#### SET TASK:
Only lines holding the word "filter" should be copied from the material.
:: RECORD EXTRACTS
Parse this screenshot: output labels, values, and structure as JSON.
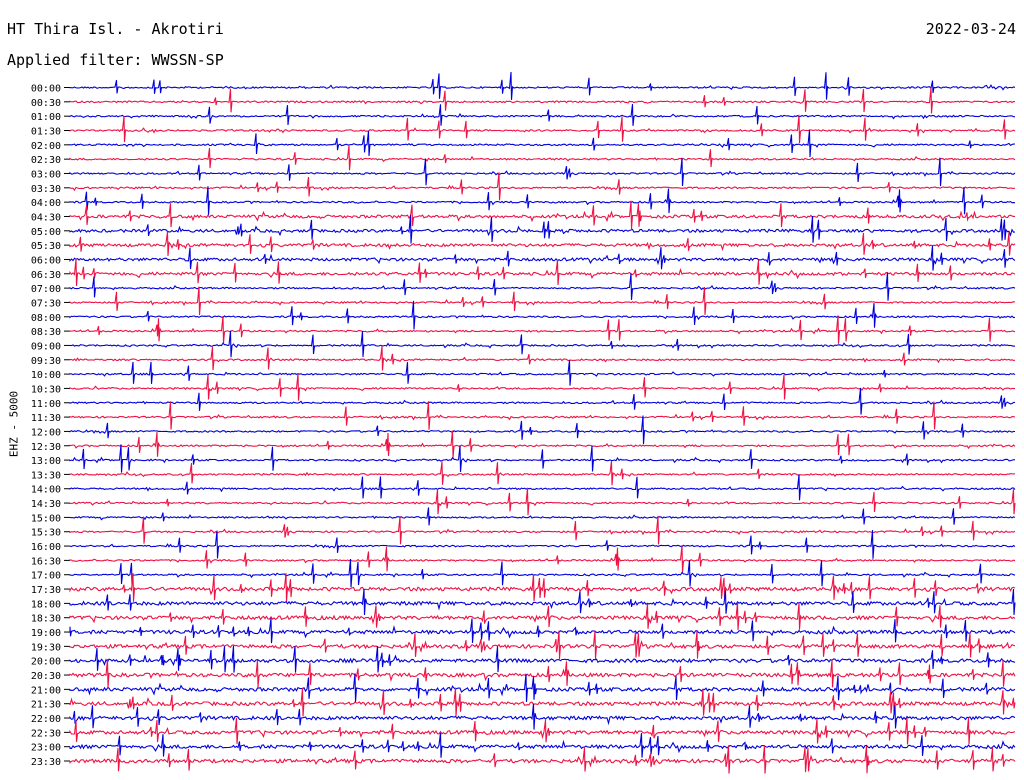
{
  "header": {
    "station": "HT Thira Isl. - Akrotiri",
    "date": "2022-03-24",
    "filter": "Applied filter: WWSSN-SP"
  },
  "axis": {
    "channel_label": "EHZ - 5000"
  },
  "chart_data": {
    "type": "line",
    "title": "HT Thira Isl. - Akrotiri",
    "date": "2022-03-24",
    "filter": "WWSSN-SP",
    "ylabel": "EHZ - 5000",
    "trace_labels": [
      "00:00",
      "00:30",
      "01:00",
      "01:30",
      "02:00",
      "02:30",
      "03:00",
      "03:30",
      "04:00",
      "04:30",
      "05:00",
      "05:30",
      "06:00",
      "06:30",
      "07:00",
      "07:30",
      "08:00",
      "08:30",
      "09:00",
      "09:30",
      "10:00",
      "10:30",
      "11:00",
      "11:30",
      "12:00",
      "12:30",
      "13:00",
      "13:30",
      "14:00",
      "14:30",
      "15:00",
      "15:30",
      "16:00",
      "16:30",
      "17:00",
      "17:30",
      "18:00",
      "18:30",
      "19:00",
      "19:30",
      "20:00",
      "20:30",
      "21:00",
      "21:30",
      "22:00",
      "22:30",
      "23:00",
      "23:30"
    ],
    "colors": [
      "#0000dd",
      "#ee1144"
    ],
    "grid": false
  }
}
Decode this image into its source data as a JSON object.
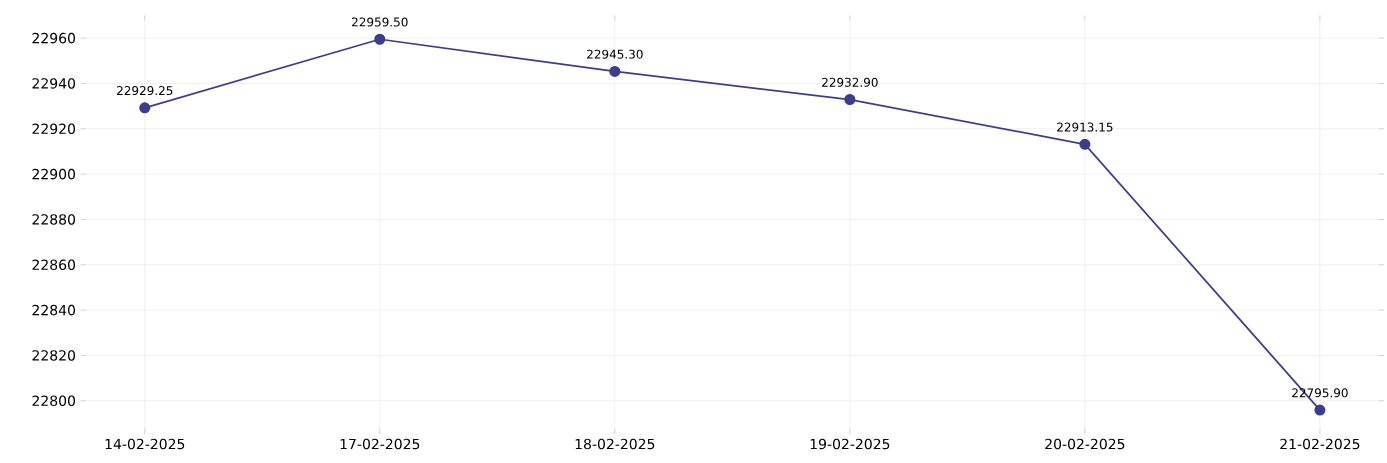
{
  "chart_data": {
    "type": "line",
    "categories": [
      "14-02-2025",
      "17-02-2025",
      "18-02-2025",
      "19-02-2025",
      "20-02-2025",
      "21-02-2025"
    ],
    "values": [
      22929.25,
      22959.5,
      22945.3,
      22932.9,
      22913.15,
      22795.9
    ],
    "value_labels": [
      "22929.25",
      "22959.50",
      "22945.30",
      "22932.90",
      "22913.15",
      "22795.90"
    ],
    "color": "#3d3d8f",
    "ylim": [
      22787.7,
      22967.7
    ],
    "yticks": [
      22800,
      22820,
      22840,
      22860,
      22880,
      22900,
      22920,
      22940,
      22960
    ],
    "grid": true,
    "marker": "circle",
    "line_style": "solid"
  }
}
::::
#### ANSWER TO THIS PROBLEM:
    "filter": "Applied filter: WWSSN-SP"
    "filter": "WWSSN-SP",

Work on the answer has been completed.